▶ AIM
Where a line holds "elektronisk", copy it.

· · ·

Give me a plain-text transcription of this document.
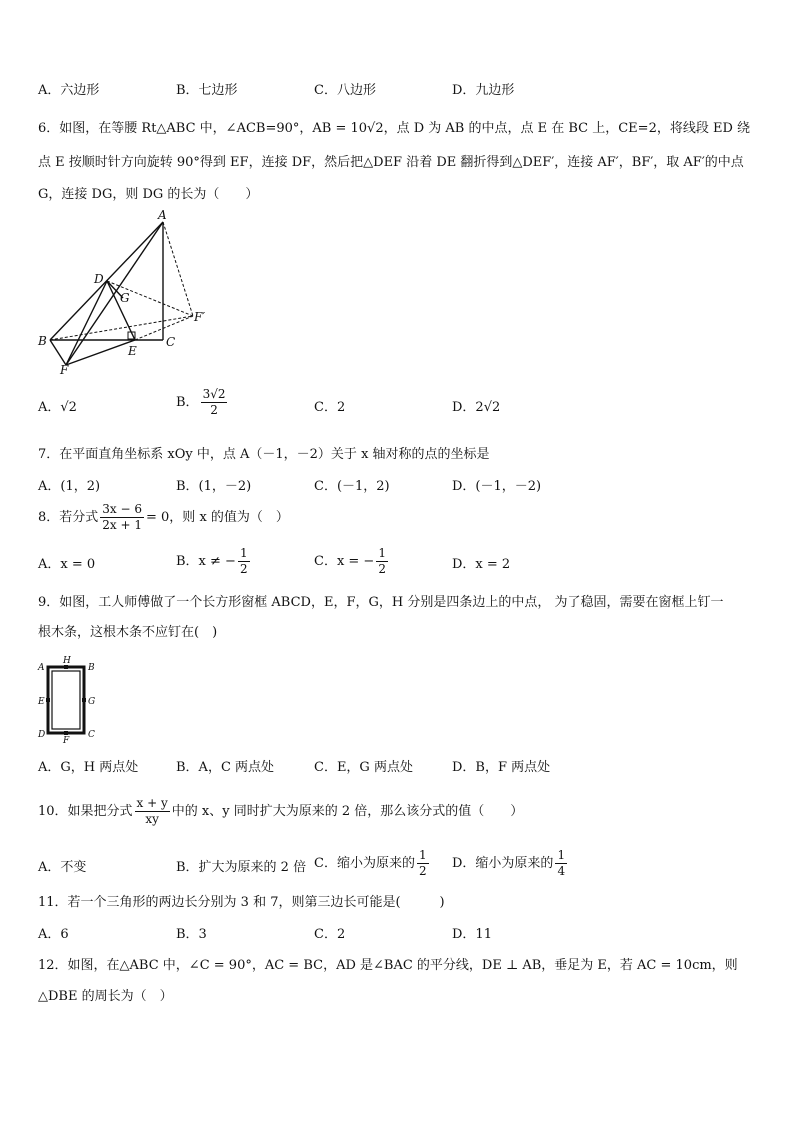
A．六边形	B．七边形	C．八边形	D．九边形
6．如图，在等腰 Rt△ABC 中，∠ACB=90°，AB = 10√2，点 D 为 AB 的中点，点 E 在 BC 上，CE=2，将线段 ED 绕
点 E 按顺时针方向旋转 90°得到 EF，连接 DF，然后把△DEF 沿着 DE 翻折得到△DEF′，连接 AF′，BF′，取 AF′的中点
G，连接 DG，则 DG 的长为（　　）
A
B	C
D
E
F
G
F′
A．√2	B． $\frac{3√2}{2}$	C．2	D．2√2
7．在平面直角坐标系 xOy 中，点 A（－1，－2）关于 x 轴对称的点的坐标是
A．(1，2)	B．(1，－2)	C．(－1，2)	D．(－1，－2)
8．若分式 $\frac{3x - 6}{2x + 1} = 0$，则 x 的值为（　）
A．x = 0	B．x ≠ − $\frac{1}{2}$	C．x = − $\frac{1}{2}$	D．x = 2
9．如图，工人师傅做了一个长方形窗框 ABCD，E，F，G，H 分别是四条边上的中点， 为了稳固，需要在窗框上钉一
根木条，这根木条不应钉在(　)
A
H
B
E	G
D
F
C
A．G，H 两点处	B．A，C 两点处	C．E，G 两点处	D．B，F 两点处
10．如果把分式 $\frac{x + y}{xy}$ 中的 x、y 同时扩大为原来的 2 倍，那么该分式的值（　　）
A．不变	B．扩大为原来的 2 倍 C．缩小为原来的 $\frac{1}{2}$ D．缩小为原来的 $\frac{1}{4}$
11．若一个三角形的两边长分别为 3 和 7，则第三边长可能是(　　　)
A．6	B．3	C．2	D．11
12．如图，在△ABC 中，∠C = 90°，AC = BC，AD 是∠BAC 的平分线，DE ⊥ AB，垂足为 E，若 AC = 10cm，则
△DBE 的周长为（　）
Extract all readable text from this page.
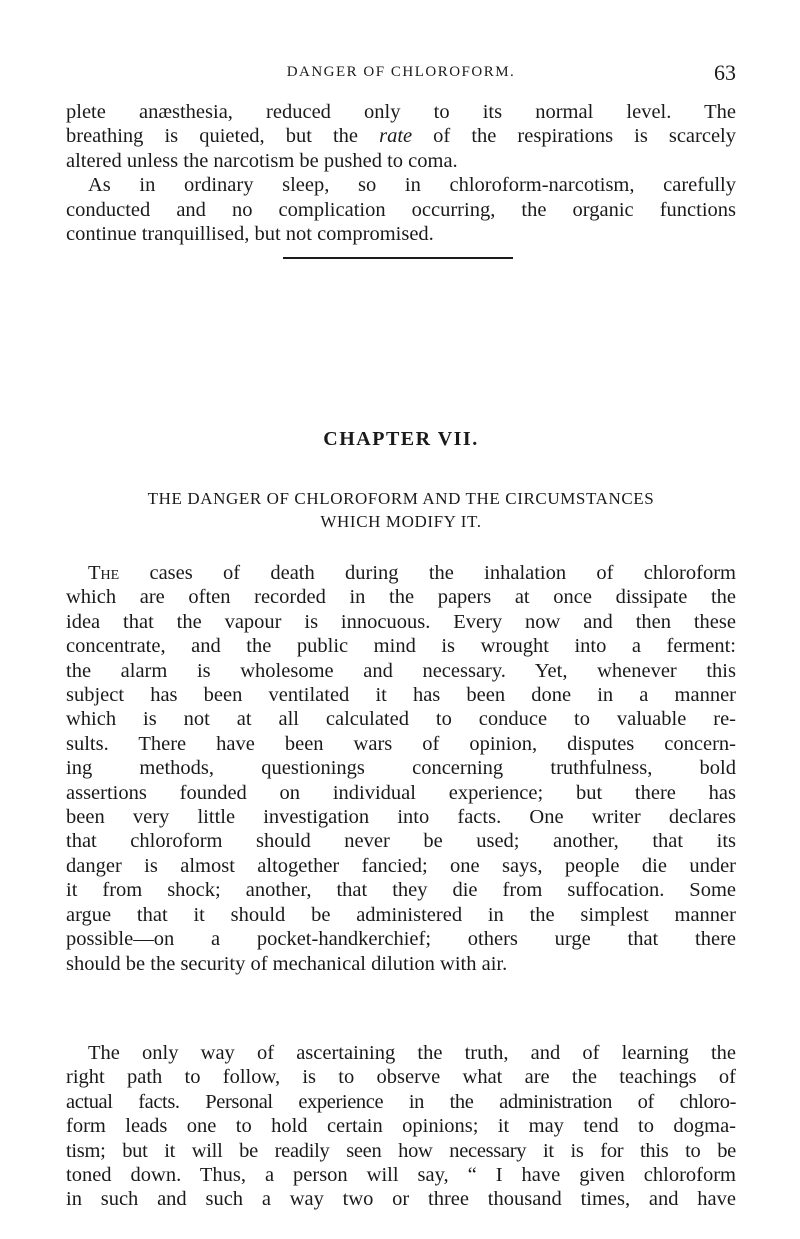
DANGER OF CHLOROFORM.	63

plete anæsthesia, reduced only to its normal level. The
breathing is quieted, but the rate of the respirations is scarcely
altered unless the narcotism be pushed to coma.
As in ordinary sleep, so in chloroform-narcotism, carefully
conducted and no complication occurring, the organic functions
continue tranquillised, but not compromised.

CHAPTER VII.
THE DANGER OF CHLOROFORM AND THE CIRCUMSTANCES
WHICH MODIFY IT.

The cases of death during the inhalation of chloroform
which are often recorded in the papers at once dissipate the
idea that the vapour is innocuous. Every now and then these
concentrate, and the public mind is wrought into a ferment:
the alarm is wholesome and necessary. Yet, whenever this
subject has been ventilated it has been done in a manner
which is not at all calculated to conduce to valuable re-
sults. There have been wars of opinion, disputes concern-
ing methods, questionings concerning truthfulness, bold
assertions founded on individual experience; but there has
been very little investigation into facts. One writer declares
that chloroform should never be used; another, that its
danger is almost altogether fancied; one says, people die under
it from shock; another, that they die from suffocation. Some
argue that it should be administered in the simplest manner
possible—on a pocket-handkerchief; others urge that there
should be the security of mechanical dilution with air.

The only way of ascertaining the truth, and of learning the
right path to follow, is to observe what are the teachings of
actual facts. Personal experience in the administration of chloro-
form leads one to hold certain opinions; it may tend to dogma-
tism; but it will be readily seen how necessary it is for this to be
toned down. Thus, a person will say, “ I have given chloroform
in such and such a way two or three thousand times, and have
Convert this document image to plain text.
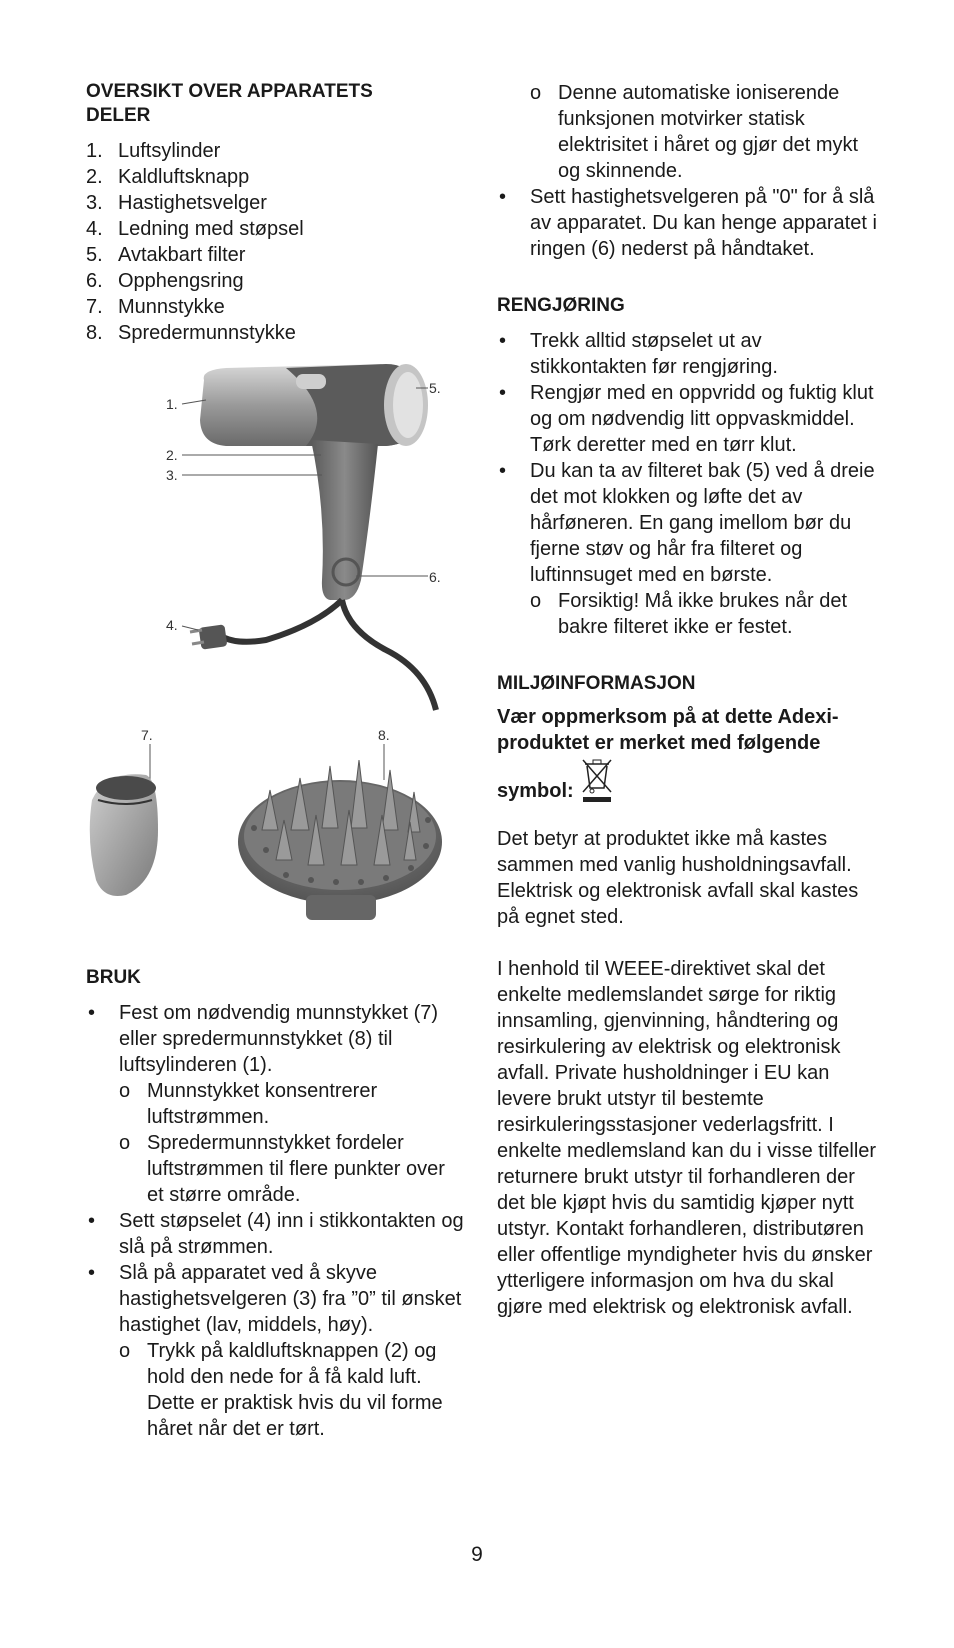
OVERSIKT OVER APPARATETS
DELER
1. Luftsylinder
2. Kaldluftsknapp
3. Hastighetsvelger
4. Ledning med støpsel
5. Avtakbart filter
6. Opphengsring
7. Munnstykke
8. Spredermunnstykke
1.
2.
3.
5.
6.
4.
7.	8.
BRUK
• Fest om nødvendig munnstykket (7) eller spredermunnstykket (8) til luftsylinderen (1).
o Munnstykket konsentrerer luftstrømmen.
o Spredermunnstykket fordeler luftstrømmen til flere punkter over et større område.
• Sett støpselet (4) inn i stikkontakten og slå på strømmen.
• Slå på apparatet ved å skyve hastighetsvelgeren (3) fra ”0” til ønsket hastighet (lav, middels, høy).
o Trykk på kaldluftsknappen (2) og hold den nede for å få kald luft. Dette er praktisk hvis du vil forme håret når det er tørt.
o Denne automatiske ioniserende funksjonen motvirker statisk elektrisitet i håret og gjør det mykt og skinnende.
• Sett hastighetsvelgeren på "0" for å slå av apparatet. Du kan henge apparatet i ringen (6) nederst på håndtaket.
RENGJØRING
• Trekk alltid støpselet ut av stikkontakten før rengjøring.
• Rengjør med en oppvridd og fuktig klut og om nødvendig litt oppvaskmiddel. Tørk deretter med en tørr klut.
• Du kan ta av filteret bak (5) ved å dreie det mot klokken og løfte det av hårføneren. En gang imellom bør du fjerne støv og hår fra filteret og luftinnsuget med en børste.
o Forsiktig! Må ikke brukes når det bakre filteret ikke er festet.
MILJØINFORMASJON

Vær oppmerksom på at dette Adexi-produktet er merket med følgende

symbol:

Det betyr at produktet ikke må kastes sammen med vanlig husholdningsavfall. Elektrisk og elektronisk avfall skal kastes på egnet sted.

I henhold til WEEE-direktivet skal det enkelte medlemslandet sørge for riktig innsamling, gjenvinning, håndtering og resirkulering av elektrisk og elektronisk avfall. Private husholdninger i EU kan levere brukt utstyr til bestemte resirkuleringsstasjoner vederlagsfritt. I enkelte medlemsland kan du i visse tilfeller returnere brukt utstyr til forhandleren der det ble kjøpt hvis du samtidig kjøper nytt utstyr. Kontakt forhandleren, distributøren eller offentlige myndigheter hvis du ønsker ytterligere informasjon om hva du skal gjøre med elektrisk og elektronisk avfall.

9
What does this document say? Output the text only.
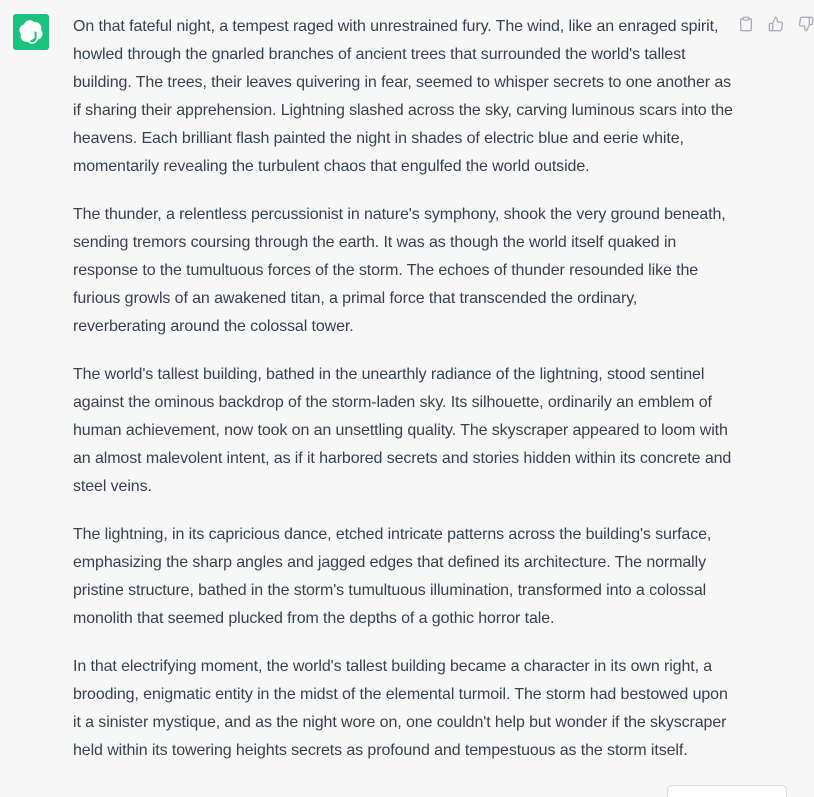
On that fateful night, a tempest raged with unrestrained fury. The wind, like an enraged spirit, howled through the gnarled branches of ancient trees that surrounded the world's tallest building. The trees, their leaves quivering in fear, seemed to whisper secrets to one another as if sharing their apprehension. Lightning slashed across the sky, carving luminous scars into the heavens. Each brilliant flash painted the night in shades of electric blue and eerie white, momentarily revealing the turbulent chaos that engulfed the world outside.

The thunder, a relentless percussionist in nature's symphony, shook the very ground beneath, sending tremors coursing through the earth. It was as though the world itself quaked in response to the tumultuous forces of the storm. The echoes of thunder resounded like the furious growls of an awakened titan, a primal force that transcended the ordinary, reverberating around the colossal tower.

The world's tallest building, bathed in the unearthly radiance of the lightning, stood sentinel against the ominous backdrop of the storm-laden sky. Its silhouette, ordinarily an emblem of human achievement, now took on an unsettling quality. The skyscraper appeared to loom with an almost malevolent intent, as if it harbored secrets and stories hidden within its concrete and steel veins.

The lightning, in its capricious dance, etched intricate patterns across the building's surface, emphasizing the sharp angles and jagged edges that defined its architecture. The normally pristine structure, bathed in the storm's tumultuous illumination, transformed into a colossal monolith that seemed plucked from the depths of a gothic horror tale.

In that electrifying moment, the world's tallest building became a character in its own right, a brooding, enigmatic entity in the midst of the elemental turmoil. The storm had bestowed upon it a sinister mystique, and as the night wore on, one couldn't help but wonder if the skyscraper held within its towering heights secrets as profound and tempestuous as the storm itself.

· · ·

▶ SOLUTION TO THE PROBLEM
Det betyr at produktet ikke må kastes sammen med vanlig husholdningsavfall. Elektrisk og elektronisk avfall skal kastes på egnet sted.
I henhold til WEEE-direktivet skal det enkelte medlemslandet sørge for riktig innsamling, gjenvinning, håndtering og resirkulering av elektrisk og elektronisk avfall. Private husholdninger i EU kan levere brukt utstyr til bestemte resirkuleringsstasjoner vederlagsfritt. I enkelte medlemsland kan du i visse tilfeller returnere brukt utstyr til forhandleren der det ble kjøpt hvis du samtidig kjøper nytt utstyr. Kontakt forhandleren, distributøren eller offentlige myndigheter hvis du ønsker ytterligere informasjon om hva du skal gjøre med elektrisk og elektronisk avfall.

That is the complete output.